Take the material and output all of it exactly.

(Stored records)
"""

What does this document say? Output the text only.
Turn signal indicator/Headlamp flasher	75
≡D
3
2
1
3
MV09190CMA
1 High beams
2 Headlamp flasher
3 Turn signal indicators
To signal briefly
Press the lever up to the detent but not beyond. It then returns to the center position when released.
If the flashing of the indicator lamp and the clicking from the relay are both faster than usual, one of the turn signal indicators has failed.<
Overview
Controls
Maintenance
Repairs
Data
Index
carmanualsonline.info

"""

* Full answer *
What does this document say? Output the text only.
Turn signal indicator/Headlamp flasher	75
≡D
3
2
1
3
MV09190CMA
1 High beams
2 Headlamp flasher
3 Turn signal indicators
To signal briefly
Press the lever up to the detent but not beyond. It then returns to the center position when released.
If the flashing of the indicator lamp and the clicking from the relay are both faster than usual, one of the turn signal indicators has failed.<
Overview
Controls
Maintenance
Repairs
Data
Index
carmanualsonline.info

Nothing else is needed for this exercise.